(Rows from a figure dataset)
----------------

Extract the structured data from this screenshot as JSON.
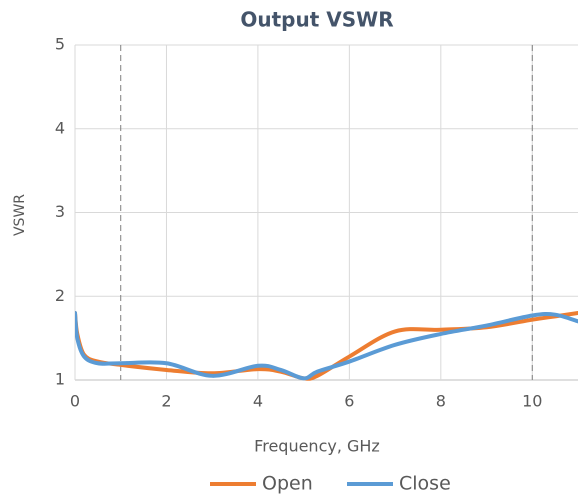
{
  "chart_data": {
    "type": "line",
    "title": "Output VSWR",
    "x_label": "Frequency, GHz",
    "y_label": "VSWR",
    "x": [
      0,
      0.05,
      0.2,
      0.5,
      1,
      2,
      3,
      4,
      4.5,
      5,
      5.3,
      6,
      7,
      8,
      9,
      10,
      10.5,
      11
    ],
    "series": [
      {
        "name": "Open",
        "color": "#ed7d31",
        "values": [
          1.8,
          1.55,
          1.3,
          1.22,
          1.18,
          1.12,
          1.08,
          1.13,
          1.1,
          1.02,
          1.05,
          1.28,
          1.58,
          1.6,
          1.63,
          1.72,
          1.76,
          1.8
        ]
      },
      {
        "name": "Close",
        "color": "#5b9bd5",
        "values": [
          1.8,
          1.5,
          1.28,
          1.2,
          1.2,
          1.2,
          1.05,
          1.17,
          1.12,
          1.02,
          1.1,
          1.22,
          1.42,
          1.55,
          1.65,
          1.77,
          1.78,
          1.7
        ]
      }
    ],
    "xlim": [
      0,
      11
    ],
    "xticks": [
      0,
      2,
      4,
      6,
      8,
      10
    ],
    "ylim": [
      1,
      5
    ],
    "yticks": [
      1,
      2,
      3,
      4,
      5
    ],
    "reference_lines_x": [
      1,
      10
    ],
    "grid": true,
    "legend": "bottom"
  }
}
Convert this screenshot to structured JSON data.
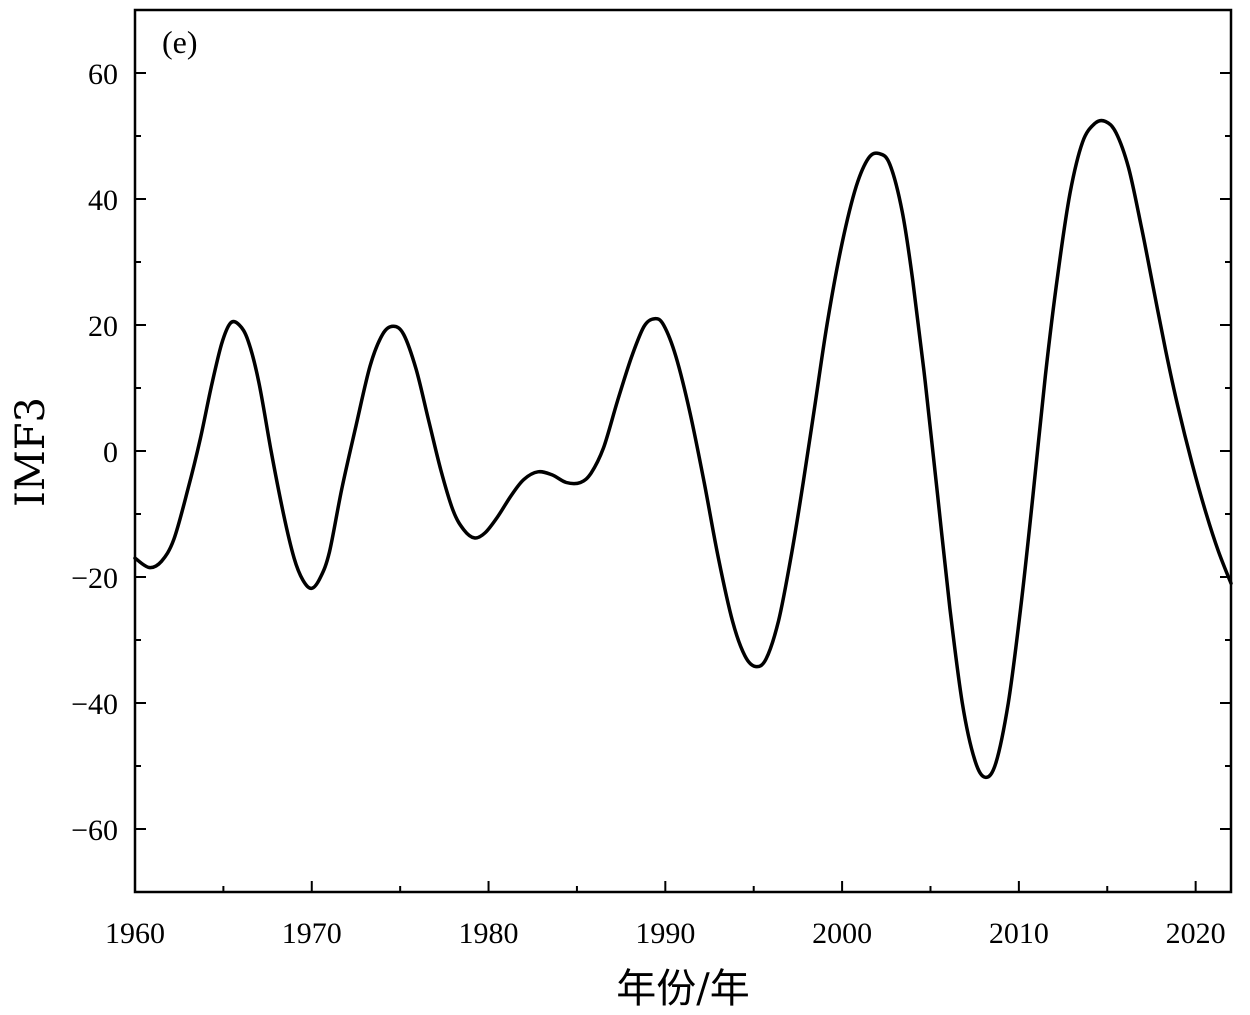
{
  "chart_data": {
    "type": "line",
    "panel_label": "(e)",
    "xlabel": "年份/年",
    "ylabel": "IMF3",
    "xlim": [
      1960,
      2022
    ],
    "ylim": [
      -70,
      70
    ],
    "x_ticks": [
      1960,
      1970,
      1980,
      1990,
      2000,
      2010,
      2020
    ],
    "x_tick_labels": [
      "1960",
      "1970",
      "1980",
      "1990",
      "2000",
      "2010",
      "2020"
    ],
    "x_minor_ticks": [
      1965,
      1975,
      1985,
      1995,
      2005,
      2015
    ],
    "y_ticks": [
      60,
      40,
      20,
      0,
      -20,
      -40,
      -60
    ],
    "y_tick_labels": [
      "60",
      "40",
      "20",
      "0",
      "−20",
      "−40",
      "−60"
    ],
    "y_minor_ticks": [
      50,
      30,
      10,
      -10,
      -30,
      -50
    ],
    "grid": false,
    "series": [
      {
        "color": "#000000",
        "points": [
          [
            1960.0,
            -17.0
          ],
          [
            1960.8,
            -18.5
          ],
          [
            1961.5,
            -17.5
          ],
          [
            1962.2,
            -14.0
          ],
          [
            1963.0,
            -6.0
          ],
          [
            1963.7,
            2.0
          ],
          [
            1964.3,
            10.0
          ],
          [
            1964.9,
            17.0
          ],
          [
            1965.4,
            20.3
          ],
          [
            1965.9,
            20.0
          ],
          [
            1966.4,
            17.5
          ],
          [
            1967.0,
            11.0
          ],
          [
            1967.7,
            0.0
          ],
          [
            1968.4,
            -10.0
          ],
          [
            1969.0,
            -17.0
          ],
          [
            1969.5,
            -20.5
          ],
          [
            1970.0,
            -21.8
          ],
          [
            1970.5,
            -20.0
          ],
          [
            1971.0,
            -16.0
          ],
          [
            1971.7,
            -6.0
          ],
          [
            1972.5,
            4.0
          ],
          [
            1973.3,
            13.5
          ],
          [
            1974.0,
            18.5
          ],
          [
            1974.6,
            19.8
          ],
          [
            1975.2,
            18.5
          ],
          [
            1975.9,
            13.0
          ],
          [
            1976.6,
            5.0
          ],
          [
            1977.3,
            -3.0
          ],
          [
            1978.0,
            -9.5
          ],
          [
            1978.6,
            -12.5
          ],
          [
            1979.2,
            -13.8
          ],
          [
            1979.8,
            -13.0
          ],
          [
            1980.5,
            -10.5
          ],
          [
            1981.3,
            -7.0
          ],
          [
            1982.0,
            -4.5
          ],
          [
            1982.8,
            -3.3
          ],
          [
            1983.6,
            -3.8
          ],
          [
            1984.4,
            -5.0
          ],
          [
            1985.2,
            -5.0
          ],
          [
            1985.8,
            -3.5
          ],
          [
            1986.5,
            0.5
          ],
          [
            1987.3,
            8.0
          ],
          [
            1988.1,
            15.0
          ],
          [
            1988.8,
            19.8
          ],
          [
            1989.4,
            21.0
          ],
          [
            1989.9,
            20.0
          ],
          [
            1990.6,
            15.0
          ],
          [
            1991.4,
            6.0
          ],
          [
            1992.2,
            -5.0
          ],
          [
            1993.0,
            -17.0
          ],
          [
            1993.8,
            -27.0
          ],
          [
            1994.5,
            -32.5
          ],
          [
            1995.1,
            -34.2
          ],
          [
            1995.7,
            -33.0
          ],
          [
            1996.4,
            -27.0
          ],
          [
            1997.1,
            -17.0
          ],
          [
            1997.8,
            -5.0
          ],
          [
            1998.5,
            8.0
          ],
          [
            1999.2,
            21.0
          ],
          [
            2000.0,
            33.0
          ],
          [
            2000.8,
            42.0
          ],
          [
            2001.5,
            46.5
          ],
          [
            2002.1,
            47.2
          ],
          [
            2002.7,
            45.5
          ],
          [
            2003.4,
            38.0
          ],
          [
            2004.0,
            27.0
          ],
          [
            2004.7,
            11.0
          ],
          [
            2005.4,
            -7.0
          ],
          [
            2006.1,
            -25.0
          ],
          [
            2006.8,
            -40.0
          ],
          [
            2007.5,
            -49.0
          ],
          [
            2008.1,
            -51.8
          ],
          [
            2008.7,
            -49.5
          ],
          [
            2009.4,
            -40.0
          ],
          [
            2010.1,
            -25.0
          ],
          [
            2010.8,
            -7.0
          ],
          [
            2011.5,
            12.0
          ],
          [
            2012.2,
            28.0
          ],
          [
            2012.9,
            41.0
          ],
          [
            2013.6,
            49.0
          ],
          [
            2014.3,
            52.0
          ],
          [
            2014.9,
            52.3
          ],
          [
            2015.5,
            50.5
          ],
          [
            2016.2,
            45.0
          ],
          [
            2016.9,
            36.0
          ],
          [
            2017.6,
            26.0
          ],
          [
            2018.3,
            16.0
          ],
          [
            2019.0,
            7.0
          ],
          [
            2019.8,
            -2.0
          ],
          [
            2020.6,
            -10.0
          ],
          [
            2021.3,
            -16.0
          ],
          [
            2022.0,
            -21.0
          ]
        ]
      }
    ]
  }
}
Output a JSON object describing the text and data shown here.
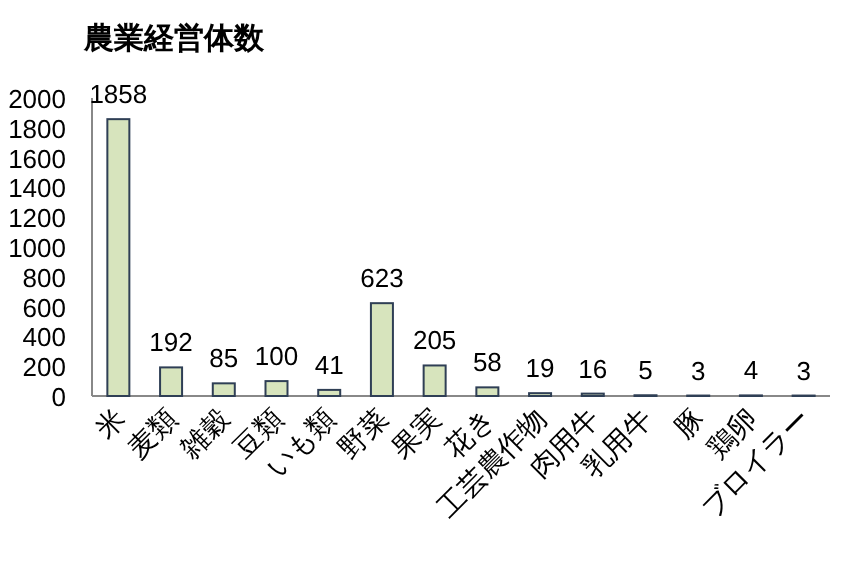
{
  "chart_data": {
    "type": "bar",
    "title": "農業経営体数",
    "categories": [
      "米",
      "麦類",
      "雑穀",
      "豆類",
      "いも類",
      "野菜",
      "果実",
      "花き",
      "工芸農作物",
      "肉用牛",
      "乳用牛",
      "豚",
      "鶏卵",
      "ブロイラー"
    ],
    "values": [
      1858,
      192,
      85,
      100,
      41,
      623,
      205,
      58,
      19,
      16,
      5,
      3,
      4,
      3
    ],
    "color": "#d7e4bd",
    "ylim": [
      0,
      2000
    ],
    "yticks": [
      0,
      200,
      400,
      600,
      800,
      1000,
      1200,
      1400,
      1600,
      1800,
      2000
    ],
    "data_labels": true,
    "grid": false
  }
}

----------------

**WHAT THE TASK ASKS:**
State the number of lines in these entries that include the string "color". Provide nothing beyond that number.

**ANSWER TO THIS TASK:**
4